_DIRECTIONS FOR THIS TASK_
In the reader comments below, which turntable did the first commenter always want but hesitate to buy because of concerns about support and service?

_PAGE TEXT_
------------------------------------------------------------------------

This is beautiful, and Clearaudio's commitment to vinyl support will always be available for many years. I always wanted the Musical Fidelity M1 turntable but was always hesitant when it first came out about support and service from Musical Fidelity. I was right; even sourcing a motor is tricky. I cannot imagine you would have any problems with support from Clearaudio. As the review says, it also sounds fantastic. I should hear it.

Glotz's picture

The AXPONA 2022 exhibit of this unit and demo was very insightful and just plain beautiful. It proved for many how vinyl performs as an equal to digital, and in many parameters, excels it.

Hearing it with the DS Audio front end was even more of a treat! Would love to hear it in a larger room with the same cutting edge electronics supporting it (Boulder, DS Audio, Sonus Faber, Transparent). Beth Hart's Led Zep cover was dynamic, transparent and soooo pure. Maybe another trip to Chicago is in order..!

Great review as well! I'd like to see other audio products and racks done in their Panzerholz treatment.

volvic's picture

I have not heard the DS Audio cartridges, but from fellow Facebook friends who own one it is a heck of a cartridge. I got a lot of auditioning in my future.

Glotz's picture

I think you will find eliminating another source of vibration to be very insightful.

I wish you the most fun in your exploration. But you already have so many nice turntables and cartridges! Ah, who I am to tell someone 'no'? Have at it!

volvic's picture

I already have too many and tbh have run out of room in the built-in, but the itch is still there. The biggest investment that has transformed my listening experience has been the Sugarcube, I cannot speak enough of this little box that has finally made some very old recordings listenable. I have often thought of selling all the tables and tonearms and just get one last great turntable, but I love them all and they all serve different purposes. So much fun. Great review KM!!

------------------------------------------------------------------------

_RECORDS_
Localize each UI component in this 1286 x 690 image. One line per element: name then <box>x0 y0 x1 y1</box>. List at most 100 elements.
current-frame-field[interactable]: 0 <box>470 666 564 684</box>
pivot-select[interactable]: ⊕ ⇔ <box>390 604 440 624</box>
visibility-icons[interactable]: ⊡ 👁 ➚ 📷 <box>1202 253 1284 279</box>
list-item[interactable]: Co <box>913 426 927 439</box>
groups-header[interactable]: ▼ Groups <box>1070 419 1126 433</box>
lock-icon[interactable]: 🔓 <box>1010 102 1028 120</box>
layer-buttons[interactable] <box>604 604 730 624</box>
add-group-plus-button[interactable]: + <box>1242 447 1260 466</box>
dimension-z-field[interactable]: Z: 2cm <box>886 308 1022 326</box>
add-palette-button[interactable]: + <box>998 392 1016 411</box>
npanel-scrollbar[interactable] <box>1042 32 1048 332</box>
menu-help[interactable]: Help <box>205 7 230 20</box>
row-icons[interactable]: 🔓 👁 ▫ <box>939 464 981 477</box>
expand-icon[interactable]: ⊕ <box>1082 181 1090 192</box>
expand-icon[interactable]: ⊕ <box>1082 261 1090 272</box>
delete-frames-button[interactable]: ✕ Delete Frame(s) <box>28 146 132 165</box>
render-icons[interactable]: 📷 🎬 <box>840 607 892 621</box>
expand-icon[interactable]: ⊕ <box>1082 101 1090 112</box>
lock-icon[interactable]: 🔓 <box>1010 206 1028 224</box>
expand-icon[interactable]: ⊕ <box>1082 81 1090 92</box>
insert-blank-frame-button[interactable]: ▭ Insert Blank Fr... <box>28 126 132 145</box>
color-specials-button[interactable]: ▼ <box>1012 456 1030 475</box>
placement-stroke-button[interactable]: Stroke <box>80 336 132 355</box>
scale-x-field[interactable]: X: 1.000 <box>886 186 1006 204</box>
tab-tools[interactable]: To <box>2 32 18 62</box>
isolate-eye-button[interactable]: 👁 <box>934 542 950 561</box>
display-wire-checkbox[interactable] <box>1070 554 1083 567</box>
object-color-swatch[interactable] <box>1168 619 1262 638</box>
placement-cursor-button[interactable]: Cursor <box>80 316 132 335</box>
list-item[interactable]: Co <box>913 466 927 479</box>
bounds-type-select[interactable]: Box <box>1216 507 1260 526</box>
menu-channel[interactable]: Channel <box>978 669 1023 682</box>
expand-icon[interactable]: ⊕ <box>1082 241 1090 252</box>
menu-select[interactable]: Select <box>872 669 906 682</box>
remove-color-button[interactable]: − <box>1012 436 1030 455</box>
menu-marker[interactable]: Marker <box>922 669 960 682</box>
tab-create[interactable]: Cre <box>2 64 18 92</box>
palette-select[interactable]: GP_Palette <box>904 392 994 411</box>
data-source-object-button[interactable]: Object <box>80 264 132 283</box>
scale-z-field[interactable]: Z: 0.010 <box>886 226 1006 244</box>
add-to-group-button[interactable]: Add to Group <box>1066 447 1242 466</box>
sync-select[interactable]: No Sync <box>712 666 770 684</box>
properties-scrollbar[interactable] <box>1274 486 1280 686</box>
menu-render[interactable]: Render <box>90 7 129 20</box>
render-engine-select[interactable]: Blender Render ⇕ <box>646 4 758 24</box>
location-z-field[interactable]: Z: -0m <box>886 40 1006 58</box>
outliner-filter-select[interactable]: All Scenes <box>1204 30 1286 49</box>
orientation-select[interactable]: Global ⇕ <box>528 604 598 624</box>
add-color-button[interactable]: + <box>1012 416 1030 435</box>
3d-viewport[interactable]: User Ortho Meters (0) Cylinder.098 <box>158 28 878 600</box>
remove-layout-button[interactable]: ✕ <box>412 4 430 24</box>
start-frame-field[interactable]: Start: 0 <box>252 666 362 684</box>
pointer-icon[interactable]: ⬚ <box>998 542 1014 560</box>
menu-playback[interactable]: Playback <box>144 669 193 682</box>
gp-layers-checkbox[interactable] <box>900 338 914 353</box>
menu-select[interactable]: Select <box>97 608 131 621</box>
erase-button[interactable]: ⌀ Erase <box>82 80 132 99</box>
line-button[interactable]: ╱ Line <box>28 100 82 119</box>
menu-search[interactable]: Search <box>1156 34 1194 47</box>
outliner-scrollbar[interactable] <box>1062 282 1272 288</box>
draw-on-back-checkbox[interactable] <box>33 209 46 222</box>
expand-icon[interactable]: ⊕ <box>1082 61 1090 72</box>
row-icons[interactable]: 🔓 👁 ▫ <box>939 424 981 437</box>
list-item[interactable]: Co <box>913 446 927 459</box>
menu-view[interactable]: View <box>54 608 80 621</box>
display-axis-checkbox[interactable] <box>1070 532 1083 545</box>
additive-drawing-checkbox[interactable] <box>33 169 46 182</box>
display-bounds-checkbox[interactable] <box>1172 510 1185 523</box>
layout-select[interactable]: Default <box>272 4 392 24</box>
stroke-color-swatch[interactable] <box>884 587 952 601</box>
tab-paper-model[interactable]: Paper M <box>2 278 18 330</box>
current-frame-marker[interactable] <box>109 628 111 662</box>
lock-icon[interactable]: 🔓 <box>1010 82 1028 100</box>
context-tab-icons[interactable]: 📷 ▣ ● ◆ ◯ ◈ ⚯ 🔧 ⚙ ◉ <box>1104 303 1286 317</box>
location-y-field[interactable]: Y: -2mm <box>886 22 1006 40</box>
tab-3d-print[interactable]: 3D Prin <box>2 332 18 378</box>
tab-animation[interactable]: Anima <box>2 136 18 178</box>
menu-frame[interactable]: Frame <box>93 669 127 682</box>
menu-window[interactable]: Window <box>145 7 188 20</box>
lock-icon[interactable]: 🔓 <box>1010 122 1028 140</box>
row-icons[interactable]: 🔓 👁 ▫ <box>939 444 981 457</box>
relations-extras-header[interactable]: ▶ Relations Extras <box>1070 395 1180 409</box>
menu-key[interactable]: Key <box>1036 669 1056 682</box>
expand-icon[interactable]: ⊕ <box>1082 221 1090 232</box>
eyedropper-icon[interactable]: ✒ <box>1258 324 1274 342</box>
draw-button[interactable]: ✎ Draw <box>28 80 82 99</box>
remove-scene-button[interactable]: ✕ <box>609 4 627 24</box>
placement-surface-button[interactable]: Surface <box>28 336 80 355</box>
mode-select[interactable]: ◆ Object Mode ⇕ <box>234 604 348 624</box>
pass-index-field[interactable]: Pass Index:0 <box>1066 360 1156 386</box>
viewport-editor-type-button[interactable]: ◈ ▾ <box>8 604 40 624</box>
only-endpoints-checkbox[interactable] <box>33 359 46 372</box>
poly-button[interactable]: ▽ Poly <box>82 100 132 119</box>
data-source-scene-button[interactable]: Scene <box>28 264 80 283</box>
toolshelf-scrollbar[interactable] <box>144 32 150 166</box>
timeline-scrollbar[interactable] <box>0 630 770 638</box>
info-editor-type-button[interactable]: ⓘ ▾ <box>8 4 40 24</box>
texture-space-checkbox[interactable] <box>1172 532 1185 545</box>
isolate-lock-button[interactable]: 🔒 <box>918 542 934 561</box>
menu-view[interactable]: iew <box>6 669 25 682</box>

------------------------------------------------------------------------

_SOLVED EXERCISE_
The Musical Fidelity M1 turntable.